__WORK TO COMPLETE__.
Retype every line of the listing below exactly as it stands, leaving out the pictures.

[Annotated element listings]
● ● ●

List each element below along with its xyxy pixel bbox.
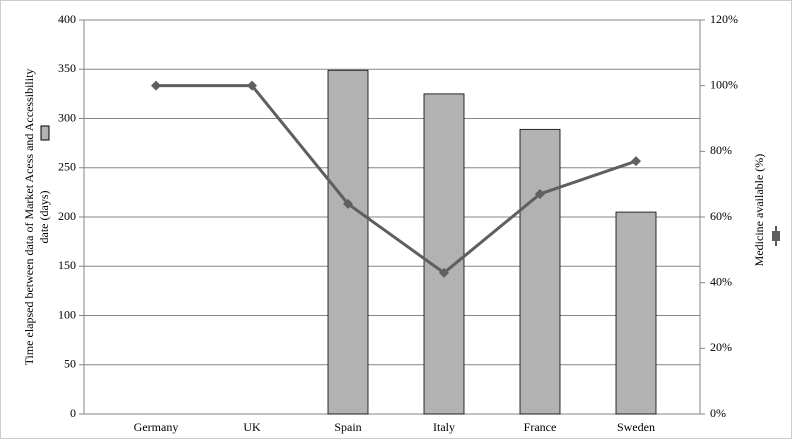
y-tick-label: 50	[64, 357, 76, 371]
line-marker	[343, 198, 353, 209]
bar	[423, 93, 465, 415]
legend-bar-icon	[40, 125, 50, 141]
y-tick-label: 100	[58, 307, 76, 321]
y-tick-label: 400	[58, 12, 76, 26]
y2-tick-label: 0%	[710, 406, 726, 420]
y-axis-title: date (days)	[37, 191, 51, 244]
x-tick-label: Italy	[433, 420, 455, 434]
y-tick-label: 350	[58, 61, 76, 75]
bar	[615, 211, 657, 415]
line-marker	[439, 267, 449, 278]
y-tick-label: 250	[58, 160, 76, 174]
y2-axis-title: Medicine available (%)	[752, 154, 766, 267]
x-tick-label: Germany	[134, 420, 179, 434]
y-tick-label: 200	[58, 209, 76, 223]
x-tick-label: France	[524, 420, 557, 434]
line-marker	[151, 80, 161, 91]
y2-tick-label: 100%	[710, 77, 738, 91]
y-axis-title: Time elapsed between data of Market Aces…	[22, 69, 36, 366]
line	[156, 84, 637, 275]
line-marker	[535, 189, 545, 200]
y-tick-label: 0	[70, 406, 76, 420]
x-tick-label: UK	[243, 420, 261, 434]
bar	[327, 69, 369, 415]
x-tick-label: Spain	[334, 420, 361, 434]
bar	[519, 128, 561, 415]
y-tick-label: 300	[58, 110, 76, 124]
line-marker	[247, 80, 257, 91]
x-tick-label: Sweden	[617, 420, 655, 434]
legend-line-icon	[772, 231, 780, 241]
y2-tick-label: 20%	[710, 340, 732, 354]
y2-tick-label: 60%	[710, 209, 732, 223]
y2-tick-label: 80%	[710, 143, 732, 157]
y-tick-label: 150	[58, 258, 76, 272]
y2-tick-label: 120%	[710, 12, 738, 26]
line-marker	[631, 156, 641, 167]
y2-tick-label: 40%	[710, 274, 732, 288]
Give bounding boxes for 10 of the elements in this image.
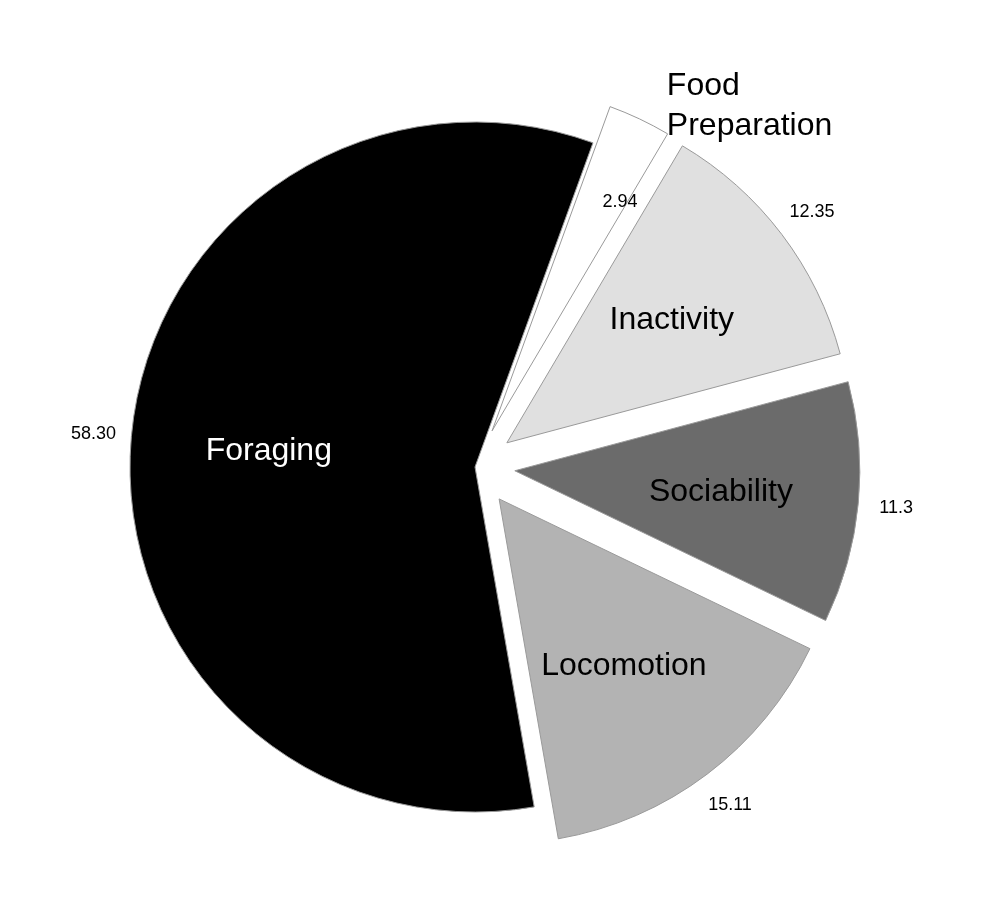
data-label: 12.35	[789, 201, 835, 222]
slice-label: Sociability	[648, 472, 793, 509]
data-label: 2.94	[602, 191, 638, 212]
slice-label: Foraging	[205, 430, 332, 467]
data-label: 11.3	[879, 496, 913, 517]
slice-label: Locomotion	[541, 646, 707, 683]
data-label: 58.30	[70, 423, 117, 444]
data-label: 15.11	[708, 794, 752, 815]
slice-label: Inactivity	[609, 299, 735, 336]
slice-label: Food Preparation	[666, 66, 833, 143]
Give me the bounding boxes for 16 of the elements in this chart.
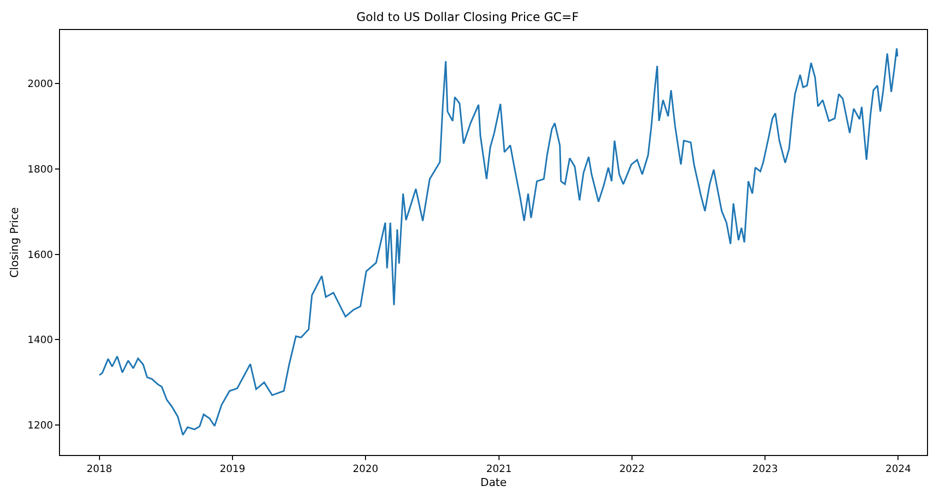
x-tick-label: 2022	[619, 464, 645, 475]
x-tick-label: 2023	[752, 464, 778, 475]
y-tick-label: 2000	[28, 78, 53, 90]
x-axis-title: Date	[480, 476, 507, 490]
x-tick-label: 2019	[220, 464, 246, 475]
y-tick-label: 1600	[28, 250, 53, 261]
x-tick-label: 2018	[86, 464, 112, 475]
x-tick-label: 2024	[885, 464, 911, 475]
y-tick-label: 1800	[28, 164, 53, 176]
x-tick-label: 2020	[352, 464, 378, 475]
y-tick-label: 1400	[28, 335, 53, 346]
y-axis-title: Closing Price	[8, 207, 22, 278]
x-tick-label: 2021	[486, 464, 512, 475]
chart-title: Gold to US Dollar Closing Price GC=F	[356, 10, 579, 24]
y-tick-label: 1200	[28, 420, 53, 432]
line-series	[98, 48, 898, 436]
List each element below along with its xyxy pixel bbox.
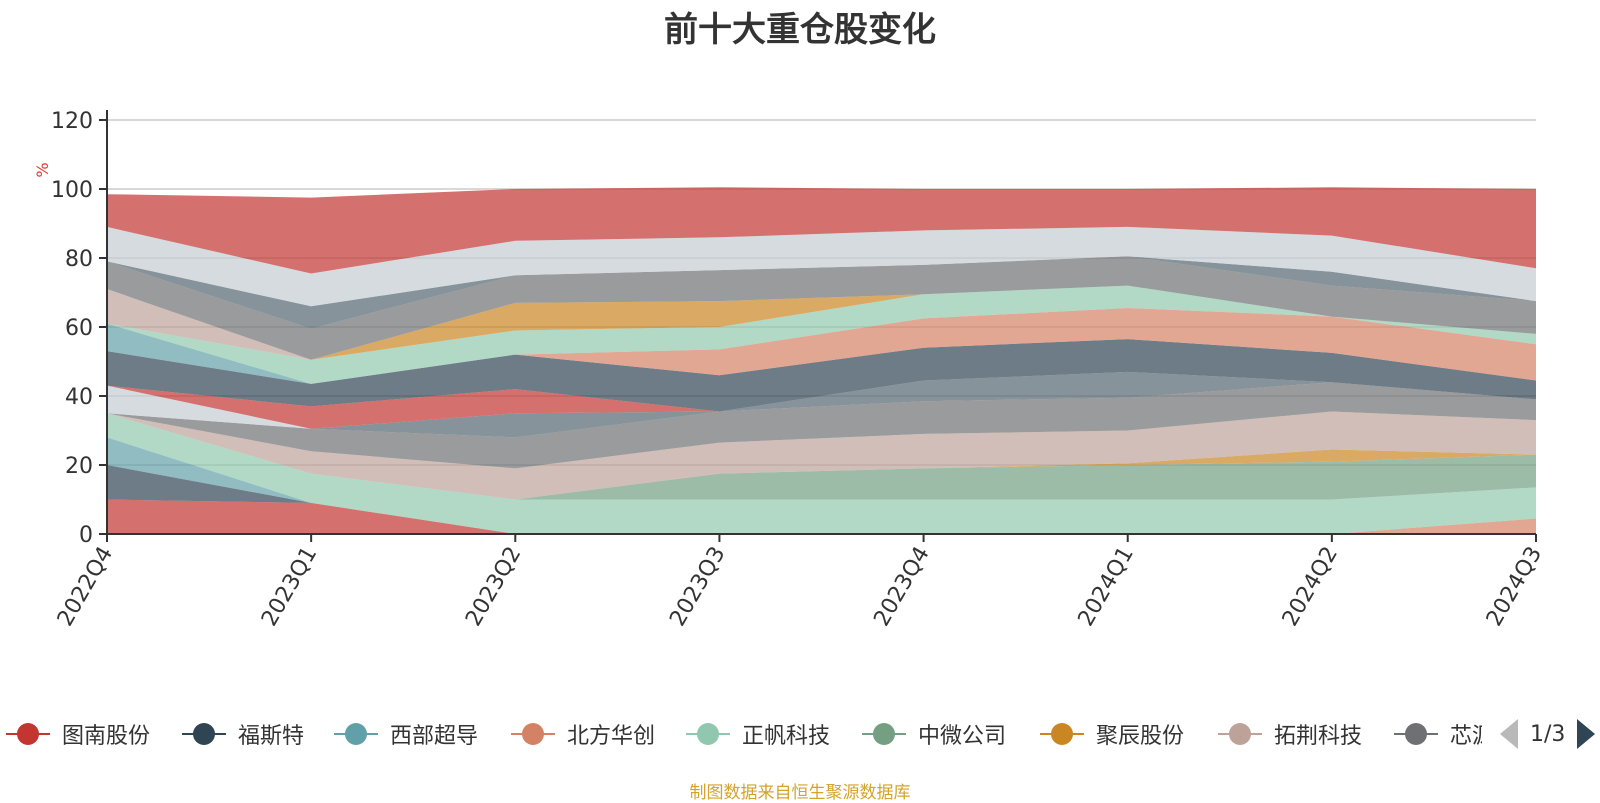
legend-label: 图南股份 [62,724,151,749]
next-page-icon[interactable] [1577,719,1596,749]
legend-item[interactable]: 福斯特 [176,706,304,762]
area-series-16 [107,285,1536,360]
area-series-15 [107,285,1536,384]
area-series-18 [107,256,1536,360]
legend-marker-icon [1212,719,1268,749]
y-tick-label: 40 [65,385,93,410]
y-tick-label: 0 [79,523,93,548]
chart-title: 前十大重仓股变化 [664,10,936,50]
legend-item[interactable]: 图南股份 [0,706,150,762]
area-series-4 [107,413,1536,534]
legend-items: 图南股份 福斯特 西部超导 北方华创 正帆科技 中微公司 聚辰股份 拓荆科技 芯源微 [0,706,1482,762]
x-tick-label: 2023Q4 [869,543,934,631]
legend-label: 福斯特 [238,724,305,749]
x-tick-label: 2023Q1 [257,543,322,631]
y-tick-label: 100 [51,178,93,203]
area-series-11 [107,371,1536,429]
legend-label: 正帆科技 [742,724,831,749]
legend-marker-icon [1034,719,1090,749]
legend-marker-icon [505,719,561,749]
legend-item[interactable]: 西部超导 [328,706,478,762]
x-tick-label: 2023Q3 [665,543,730,631]
prev-page-icon[interactable] [1500,719,1518,749]
legend-item[interactable]: 北方华创 [505,706,655,762]
area-series-0 [107,499,1536,534]
area-series [107,187,1536,534]
legend-label: 西部超导 [390,724,479,749]
chart: 0 20 40 60 80 100 120 2022Q4 2023Q1 2023Q2 2023Q3 2… [33,109,1547,631]
area-series-20 [107,226,1536,307]
legend-item[interactable]: 中微公司 [856,706,1006,762]
y-tick-label: 20 [65,454,93,479]
legend-marker-icon [680,719,736,749]
legend-item[interactable]: 芯源微 [1388,706,1482,762]
y-axis-label: % [33,162,52,177]
x-tick-label: 2023Q2 [461,543,526,631]
area-series-8 [107,382,1536,469]
legend-label: 中微公司 [918,724,1007,749]
area-series-10 [107,371,1536,429]
legend-pager: 1/3 [1500,714,1596,754]
area-series-21 [107,187,1536,274]
area-series-9 [107,371,1536,438]
legend-marker-icon [0,719,56,749]
area-series-5 [107,413,1536,500]
y-tick-label: 60 [65,316,93,341]
data-source-note: 制图数据来自恒生聚源数据库 [689,783,911,803]
legend-marker-icon [176,719,232,749]
legend-label: 北方华创 [567,724,656,749]
y-tick-label: 80 [65,247,93,272]
x-tick-label: 2022Q4 [53,543,118,631]
area-series-12 [107,339,1536,412]
x-tick-label: 2024Q2 [1278,543,1343,631]
legend: 图南股份 福斯特 西部超导 北方华创 正帆科技 中微公司 聚辰股份 拓荆科技 芯源微 [0,706,1600,762]
x-tick-label: 2024Q3 [1482,543,1547,631]
legend-marker-icon [856,719,912,749]
legend-marker-icon [1388,719,1444,749]
legend-label: 拓荆科技 [1274,724,1363,749]
legend-marker-icon [328,719,384,749]
legend-item[interactable]: 拓荆科技 [1212,706,1362,762]
legend-item[interactable]: 正帆科技 [680,706,830,762]
legend-label: 聚辰股份 [1096,724,1185,749]
area-series-7 [107,411,1536,500]
area-series-14 [107,308,1536,384]
legend-page-indicator: 1/3 [1530,721,1566,747]
area-series-6 [107,413,1536,500]
y-tick-label: 120 [51,109,93,134]
legend-item[interactable]: 聚辰股份 [1034,706,1184,762]
x-tick-label: 2024Q1 [1074,543,1139,631]
legend-label: 芯源微 [1450,724,1482,749]
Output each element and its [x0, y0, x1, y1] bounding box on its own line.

● ● ●

__RESPONSE TO THE TASK__.
List each element below along with its xyxy pixel bbox.
y-tick-label: 50	[64, 357, 76, 371]
line-marker	[343, 198, 353, 209]
bar	[423, 93, 465, 415]
legend-bar-icon	[40, 125, 50, 141]
y-tick-label: 100	[58, 307, 76, 321]
y-tick-label: 400	[58, 12, 76, 26]
y2-tick-label: 0%	[710, 406, 726, 420]
y-axis-title: date (days)	[37, 191, 51, 244]
x-tick-label: Italy	[433, 420, 455, 434]
y-tick-label: 350	[58, 61, 76, 75]
bar	[615, 211, 657, 415]
line-marker	[439, 267, 449, 278]
y-tick-label: 250	[58, 160, 76, 174]
y2-axis-title: Medicine available (%)	[752, 154, 766, 267]
x-tick-label: Germany	[134, 420, 179, 434]
y-tick-label: 200	[58, 209, 76, 223]
x-tick-label: France	[524, 420, 557, 434]
line-marker	[151, 80, 161, 91]
y2-tick-label: 100%	[710, 77, 738, 91]
y-axis-title: Time elapsed between data of Market Aces…	[22, 69, 36, 366]
line	[156, 84, 637, 275]
line-marker	[535, 189, 545, 200]
y-tick-label: 0	[70, 406, 76, 420]
x-tick-label: UK	[243, 420, 261, 434]
bar	[327, 69, 369, 415]
x-tick-label: Spain	[334, 420, 361, 434]
bar	[519, 128, 561, 415]
y-tick-label: 300	[58, 110, 76, 124]
line-marker	[247, 80, 257, 91]
x-tick-label: Sweden	[617, 420, 655, 434]
legend-line-icon	[772, 231, 780, 241]
y2-tick-label: 20%	[710, 340, 732, 354]
y2-tick-label: 60%	[710, 209, 732, 223]
y2-tick-label: 80%	[710, 143, 732, 157]
y-tick-label: 150	[58, 258, 76, 272]
y2-tick-label: 120%	[710, 12, 738, 26]
line-marker	[631, 156, 641, 167]
y2-tick-label: 40%	[710, 274, 732, 288]
Give bounding boxes for 10 of the elements in this image.
data-label: 12.35	[789, 201, 835, 222]
slice-label: Sociability	[648, 472, 793, 509]
data-label: 2.94	[602, 191, 638, 212]
slice-label: Foraging	[205, 430, 332, 467]
data-label: 11.3	[879, 496, 913, 517]
slice-label: Locomotion	[541, 646, 707, 683]
data-label: 58.30	[70, 423, 117, 444]
data-label: 15.11	[708, 794, 752, 815]
slice-label: Inactivity	[609, 299, 735, 336]
slice-label: Food Preparation	[666, 66, 833, 143]
Give me the bounding boxes for 16 of the elements in this chart.
x-tick-label: 2022	[619, 464, 645, 475]
x-tick-label: 2023	[752, 464, 778, 475]
y-tick-label: 2000	[28, 78, 53, 90]
x-axis-title: Date	[480, 476, 507, 490]
x-tick-label: 2019	[220, 464, 246, 475]
y-tick-label: 1600	[28, 250, 53, 261]
x-tick-label: 2018	[86, 464, 112, 475]
x-tick-label: 2024	[885, 464, 911, 475]
y-tick-label: 1800	[28, 164, 53, 176]
x-tick-label: 2020	[352, 464, 378, 475]
y-tick-label: 1400	[28, 335, 53, 346]
y-axis-title: Closing Price	[8, 207, 22, 278]
x-tick-label: 2021	[486, 464, 512, 475]
chart-title: Gold to US Dollar Closing Price GC=F	[356, 10, 579, 24]
y-tick-label: 1200	[28, 420, 53, 432]
line-series	[98, 48, 898, 436]
List each element below along with its xyxy pixel bbox.
legend-label: 图南股份 [62,724,151,749]
next-page-icon[interactable] [1577,719,1596,749]
legend-item[interactable]: 福斯特 [176,706,304,762]
area-series-16 [107,285,1536,360]
area-series-15 [107,285,1536,384]
area-series-18 [107,256,1536,360]
legend-marker-icon [1212,719,1268,749]
y-tick-label: 40 [65,385,93,410]
y-tick-label: 0 [79,523,93,548]
chart-title: 前十大重仓股变化 [664,10,936,50]
legend-item[interactable]: 图南股份 [0,706,150,762]
area-series-4 [107,413,1536,534]
legend-items: 图南股份 福斯特 西部超导 北方华创 正帆科技 中微公司 聚辰股份 拓荆科技 芯源微 [0,706,1482,762]
x-tick-label: 2023Q4 [869,543,934,631]
legend-label: 福斯特 [238,724,305,749]
x-tick-label: 2023Q1 [257,543,322,631]
y-tick-label: 100 [51,178,93,203]
area-series-11 [107,371,1536,429]
legend-label: 正帆科技 [742,724,831,749]
legend-marker-icon [1034,719,1090,749]
legend-marker-icon [505,719,561,749]
legend-item[interactable]: 西部超导 [328,706,478,762]
x-tick-label: 2023Q3 [665,543,730,631]
prev-page-icon[interactable] [1500,719,1518,749]
legend-item[interactable]: 北方华创 [505,706,655,762]
area-series-0 [107,499,1536,534]
area-series [107,187,1536,534]
legend-label: 西部超导 [390,724,479,749]
chart: 0 20 40 60 80 100 120 2022Q4 2023Q1 2023Q2 2023Q3 2… [33,109,1547,631]
area-series-20 [107,226,1536,307]
legend-item[interactable]: 中微公司 [856,706,1006,762]
y-tick-label: 20 [65,454,93,479]
legend-marker-icon [680,719,736,749]
legend-item[interactable]: 芯源微 [1388,706,1482,762]
y-axis-label: % [33,162,52,177]
x-tick-label: 2023Q2 [461,543,526,631]
area-series-8 [107,382,1536,469]
legend-label: 中微公司 [918,724,1007,749]
area-series-10 [107,371,1536,429]
legend-pager: 1/3 [1500,714,1596,754]
area-series-21 [107,187,1536,274]
area-series-9 [107,371,1536,438]
legend-marker-icon [0,719,56,749]
area-series-5 [107,413,1536,500]
y-tick-label: 60 [65,316,93,341]
data-source-note: 制图数据来自恒生聚源数据库 [689,783,911,803]
legend-marker-icon [176,719,232,749]
legend-label: 北方华创 [567,724,656,749]
y-tick-label: 80 [65,247,93,272]
x-tick-label: 2022Q4 [53,543,118,631]
area-series-12 [107,339,1536,412]
x-tick-label: 2024Q2 [1278,543,1343,631]
legend: 图南股份 福斯特 西部超导 北方华创 正帆科技 中微公司 聚辰股份 拓荆科技 芯源微 [0,706,1600,762]
x-tick-label: 2024Q3 [1482,543,1547,631]
legend-marker-icon [856,719,912,749]
legend-marker-icon [1388,719,1444,749]
legend-label: 拓荆科技 [1274,724,1363,749]
legend-marker-icon [328,719,384,749]
legend-item[interactable]: 拓荆科技 [1212,706,1362,762]
legend-item[interactable]: 正帆科技 [680,706,830,762]
legend-label: 聚辰股份 [1096,724,1185,749]
area-series-7 [107,411,1536,500]
area-series-14 [107,308,1536,384]
legend-page-indicator: 1/3 [1530,721,1566,747]
area-series-6 [107,413,1536,500]
y-tick-label: 120 [51,109,93,134]
legend-item[interactable]: 聚辰股份 [1034,706,1184,762]
x-tick-label: 2024Q1 [1074,543,1139,631]
legend-label: 芯源微 [1450,724,1482,749]
Output each element and its [x0, y0, x1, y1] bounding box on its own line.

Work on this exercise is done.